__提示文__
-- -- --

クラミジア抗体検査状況(エイズおよび性感染症相談・検診事業から)−鳥取県

(Vol.25 p 203-204)

鳥取県では、5カ所の保健所(支所含む)において「エイズ相談」および希望者のHIV抗体検査を1988年から開始し、2001年6月からは「エイズおよび性感染症(STD)相談事業」として、STD検査項目を増やし、HIV、梅毒、クラミジア抗体検査、淋菌培養検査を無料で実施している。検査項目は相談内容により選択され、当所で検査対応している。

「エイズおよび性感染症相談事業」を開始した2001年から3年間のSTD検査件数は、HIV 604件、梅毒296件、淋菌147件、クラミジア291件である。

クラミジア抗体検査件数は、2001年46件、2002年89件、2003年156件と増加傾向を示している(図1)。その3年間の検査件数291件について年齢分布をみると、20代が最も多く129件、次いで30代68件、10代37件となっている。10代37件のうち30件が女性であり、20代では男性とほぼ同数の64件が女性であった。

検査データの解析が可能であった2カ所の保健所における3年間の検査結果では、195人中25人(13%)が抗体陽性であった。25人のうち20代が12人(48%)、30代が7人(28%)であった。そのうち6人がIgGとIgAともに陽性であり、すべて女性であった。

一方、感染症発生動向調査による性器クラミジア感染症患者報告数は、近年女性の増加傾向が顕著であり、2003年では、211人(男性60人、女性151人)となっている(図2)。

女性の相談者数の増加、患者報告数の増加がみられており、特に女性では無症状であることが多く、感染拡大が危惧される。

本県では、これらの事業を通してSTD予防の啓発を行うとともに、高校生へのエイズ教育を実施する等、STDの低年齢化の防止に役立てている。

-- -- --

__課題__
1. 提示文によると、2003年のクラミジア抗体検査件数は何件ですか？
2. 次の(a)〜(c)は提示文の内容と合っていますか？それぞれ「はい」か「いいえ」で答え、判断の根拠となる提示文の語句をそのまま引用してください。
(a) 鳥取県では、HIV、梅毒、クラミジア抗体検査、淋菌培養検査が無料で受けられる。
(b) 抗体陽性だった25人のうち、最も多いのは30代である。
(c) IgGとIgAがともに陽性だった6人は、すべて男性である。
一覧は参照しなくてかまいません。

-- -- --

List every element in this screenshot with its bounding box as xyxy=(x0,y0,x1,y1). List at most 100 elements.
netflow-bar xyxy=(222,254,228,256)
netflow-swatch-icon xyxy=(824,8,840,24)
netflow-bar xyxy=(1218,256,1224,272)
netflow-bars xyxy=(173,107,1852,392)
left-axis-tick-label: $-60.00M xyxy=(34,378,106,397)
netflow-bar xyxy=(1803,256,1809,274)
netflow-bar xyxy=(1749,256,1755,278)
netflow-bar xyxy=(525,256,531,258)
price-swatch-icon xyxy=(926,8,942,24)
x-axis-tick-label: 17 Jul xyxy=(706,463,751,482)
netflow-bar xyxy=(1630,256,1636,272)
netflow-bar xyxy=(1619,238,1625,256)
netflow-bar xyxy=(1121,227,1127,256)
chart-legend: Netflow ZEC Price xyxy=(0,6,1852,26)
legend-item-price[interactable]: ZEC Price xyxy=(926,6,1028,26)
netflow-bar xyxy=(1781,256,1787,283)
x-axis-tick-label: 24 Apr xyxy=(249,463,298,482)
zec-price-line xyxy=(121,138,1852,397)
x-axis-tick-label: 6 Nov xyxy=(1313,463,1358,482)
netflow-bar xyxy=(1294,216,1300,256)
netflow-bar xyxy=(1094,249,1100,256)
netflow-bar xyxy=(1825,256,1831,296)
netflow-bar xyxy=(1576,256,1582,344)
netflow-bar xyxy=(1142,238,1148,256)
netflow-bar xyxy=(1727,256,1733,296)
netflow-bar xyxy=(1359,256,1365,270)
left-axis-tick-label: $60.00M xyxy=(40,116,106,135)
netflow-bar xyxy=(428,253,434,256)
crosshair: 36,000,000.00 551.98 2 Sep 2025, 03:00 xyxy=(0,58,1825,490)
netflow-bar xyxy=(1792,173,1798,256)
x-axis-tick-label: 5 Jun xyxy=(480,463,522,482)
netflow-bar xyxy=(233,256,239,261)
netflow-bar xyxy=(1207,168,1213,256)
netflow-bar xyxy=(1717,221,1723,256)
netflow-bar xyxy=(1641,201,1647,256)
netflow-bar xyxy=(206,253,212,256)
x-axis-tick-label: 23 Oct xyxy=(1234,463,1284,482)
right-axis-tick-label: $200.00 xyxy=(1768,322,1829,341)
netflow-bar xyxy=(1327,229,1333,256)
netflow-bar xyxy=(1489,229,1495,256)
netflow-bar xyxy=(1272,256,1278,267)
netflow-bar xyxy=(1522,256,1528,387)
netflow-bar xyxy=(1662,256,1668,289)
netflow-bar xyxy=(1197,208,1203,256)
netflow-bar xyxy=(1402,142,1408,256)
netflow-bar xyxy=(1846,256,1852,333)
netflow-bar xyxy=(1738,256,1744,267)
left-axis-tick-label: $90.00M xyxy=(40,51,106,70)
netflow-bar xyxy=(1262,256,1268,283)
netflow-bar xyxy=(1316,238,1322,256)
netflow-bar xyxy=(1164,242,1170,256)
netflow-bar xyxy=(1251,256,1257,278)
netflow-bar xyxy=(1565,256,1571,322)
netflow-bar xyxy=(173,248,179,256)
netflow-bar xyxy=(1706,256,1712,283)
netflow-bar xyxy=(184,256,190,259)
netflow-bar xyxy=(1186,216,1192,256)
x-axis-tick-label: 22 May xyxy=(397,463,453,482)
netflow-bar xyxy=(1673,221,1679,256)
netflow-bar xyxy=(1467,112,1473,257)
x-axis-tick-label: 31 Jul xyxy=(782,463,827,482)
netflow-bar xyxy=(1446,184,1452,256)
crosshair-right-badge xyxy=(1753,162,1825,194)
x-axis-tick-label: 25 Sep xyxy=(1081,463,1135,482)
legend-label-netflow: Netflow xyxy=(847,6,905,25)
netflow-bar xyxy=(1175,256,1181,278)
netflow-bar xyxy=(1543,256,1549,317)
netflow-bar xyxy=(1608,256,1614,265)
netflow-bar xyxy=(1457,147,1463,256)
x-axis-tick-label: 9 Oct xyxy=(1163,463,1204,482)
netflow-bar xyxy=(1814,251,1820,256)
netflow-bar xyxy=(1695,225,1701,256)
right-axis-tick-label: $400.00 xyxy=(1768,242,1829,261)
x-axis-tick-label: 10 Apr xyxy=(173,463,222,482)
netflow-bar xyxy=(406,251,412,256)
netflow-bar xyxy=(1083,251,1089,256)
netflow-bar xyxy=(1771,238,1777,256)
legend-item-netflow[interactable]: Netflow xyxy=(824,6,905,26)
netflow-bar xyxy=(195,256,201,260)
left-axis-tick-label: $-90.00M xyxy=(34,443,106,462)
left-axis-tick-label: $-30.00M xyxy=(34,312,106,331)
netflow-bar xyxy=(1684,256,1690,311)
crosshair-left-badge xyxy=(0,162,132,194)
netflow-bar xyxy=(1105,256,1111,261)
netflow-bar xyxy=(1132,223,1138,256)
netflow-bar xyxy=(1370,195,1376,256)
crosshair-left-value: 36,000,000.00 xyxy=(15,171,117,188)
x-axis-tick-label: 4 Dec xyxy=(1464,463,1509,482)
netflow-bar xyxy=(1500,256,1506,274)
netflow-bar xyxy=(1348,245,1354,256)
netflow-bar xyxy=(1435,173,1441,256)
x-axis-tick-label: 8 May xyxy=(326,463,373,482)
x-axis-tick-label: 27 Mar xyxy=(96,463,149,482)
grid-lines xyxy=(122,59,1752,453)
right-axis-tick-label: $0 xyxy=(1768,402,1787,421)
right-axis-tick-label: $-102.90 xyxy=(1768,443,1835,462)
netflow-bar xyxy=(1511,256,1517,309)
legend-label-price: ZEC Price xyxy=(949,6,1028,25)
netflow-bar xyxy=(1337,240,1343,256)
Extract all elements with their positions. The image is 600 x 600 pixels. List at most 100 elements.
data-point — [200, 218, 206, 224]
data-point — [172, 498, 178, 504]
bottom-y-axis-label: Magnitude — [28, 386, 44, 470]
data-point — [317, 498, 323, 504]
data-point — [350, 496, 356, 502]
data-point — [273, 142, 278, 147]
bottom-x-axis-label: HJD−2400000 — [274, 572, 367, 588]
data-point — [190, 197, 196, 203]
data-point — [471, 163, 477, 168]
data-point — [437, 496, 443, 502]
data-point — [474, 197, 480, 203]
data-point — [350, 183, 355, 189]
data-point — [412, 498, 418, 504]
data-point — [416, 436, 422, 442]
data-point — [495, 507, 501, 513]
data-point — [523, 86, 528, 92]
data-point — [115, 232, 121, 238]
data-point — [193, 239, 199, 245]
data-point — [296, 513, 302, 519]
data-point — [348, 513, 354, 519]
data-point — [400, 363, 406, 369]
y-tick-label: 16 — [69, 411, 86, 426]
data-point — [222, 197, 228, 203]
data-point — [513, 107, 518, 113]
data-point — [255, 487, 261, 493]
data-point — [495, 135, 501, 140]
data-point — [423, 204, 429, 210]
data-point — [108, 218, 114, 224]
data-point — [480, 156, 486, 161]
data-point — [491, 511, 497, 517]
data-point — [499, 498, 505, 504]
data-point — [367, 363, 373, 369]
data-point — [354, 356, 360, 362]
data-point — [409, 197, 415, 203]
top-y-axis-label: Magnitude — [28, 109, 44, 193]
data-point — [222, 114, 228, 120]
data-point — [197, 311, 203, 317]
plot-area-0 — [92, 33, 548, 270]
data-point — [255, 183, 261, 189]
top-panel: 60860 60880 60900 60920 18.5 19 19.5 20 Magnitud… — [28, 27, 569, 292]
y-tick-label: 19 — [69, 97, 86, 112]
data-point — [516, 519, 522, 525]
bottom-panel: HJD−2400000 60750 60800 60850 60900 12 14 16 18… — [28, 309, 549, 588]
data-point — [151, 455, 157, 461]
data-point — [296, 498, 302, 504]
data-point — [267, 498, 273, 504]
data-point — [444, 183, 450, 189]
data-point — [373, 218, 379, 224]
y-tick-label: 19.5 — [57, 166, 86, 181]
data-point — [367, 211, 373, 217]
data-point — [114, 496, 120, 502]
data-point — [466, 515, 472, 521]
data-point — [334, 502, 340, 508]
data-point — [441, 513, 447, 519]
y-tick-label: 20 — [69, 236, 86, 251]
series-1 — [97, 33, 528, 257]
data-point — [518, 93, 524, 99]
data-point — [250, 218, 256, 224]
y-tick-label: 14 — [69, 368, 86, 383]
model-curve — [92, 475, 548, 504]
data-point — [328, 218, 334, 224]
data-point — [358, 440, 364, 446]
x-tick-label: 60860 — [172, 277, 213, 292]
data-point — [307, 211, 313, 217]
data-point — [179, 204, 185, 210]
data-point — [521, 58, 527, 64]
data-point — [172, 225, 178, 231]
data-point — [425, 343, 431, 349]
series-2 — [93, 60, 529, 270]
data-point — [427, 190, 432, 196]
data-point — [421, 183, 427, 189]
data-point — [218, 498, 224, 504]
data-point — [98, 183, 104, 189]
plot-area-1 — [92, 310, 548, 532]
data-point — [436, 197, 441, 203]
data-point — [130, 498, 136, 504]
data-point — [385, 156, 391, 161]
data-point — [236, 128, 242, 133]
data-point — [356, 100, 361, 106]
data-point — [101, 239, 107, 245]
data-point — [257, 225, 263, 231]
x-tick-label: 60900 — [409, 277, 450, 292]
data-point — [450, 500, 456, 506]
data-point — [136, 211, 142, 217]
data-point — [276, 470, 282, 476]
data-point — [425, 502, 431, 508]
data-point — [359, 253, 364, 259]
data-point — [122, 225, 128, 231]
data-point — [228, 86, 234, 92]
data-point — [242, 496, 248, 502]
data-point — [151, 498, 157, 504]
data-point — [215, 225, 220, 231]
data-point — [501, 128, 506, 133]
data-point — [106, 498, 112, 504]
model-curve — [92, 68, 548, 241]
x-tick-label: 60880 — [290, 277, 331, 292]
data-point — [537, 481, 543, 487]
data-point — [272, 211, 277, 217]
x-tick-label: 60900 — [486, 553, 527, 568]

-- -- --

__解答__
1. 156件です。

2.
(a) はい。「HIV、梅毒、クラミジア抗体検査、淋菌培養検査を無料で実施している」
(b) いいえ。「25人のうち20代が12人(48%)、30代が7人(28%)であった」
(c) いいえ。「そのうち6人がIgGとIgAともに陽性であり、すべて女性であった」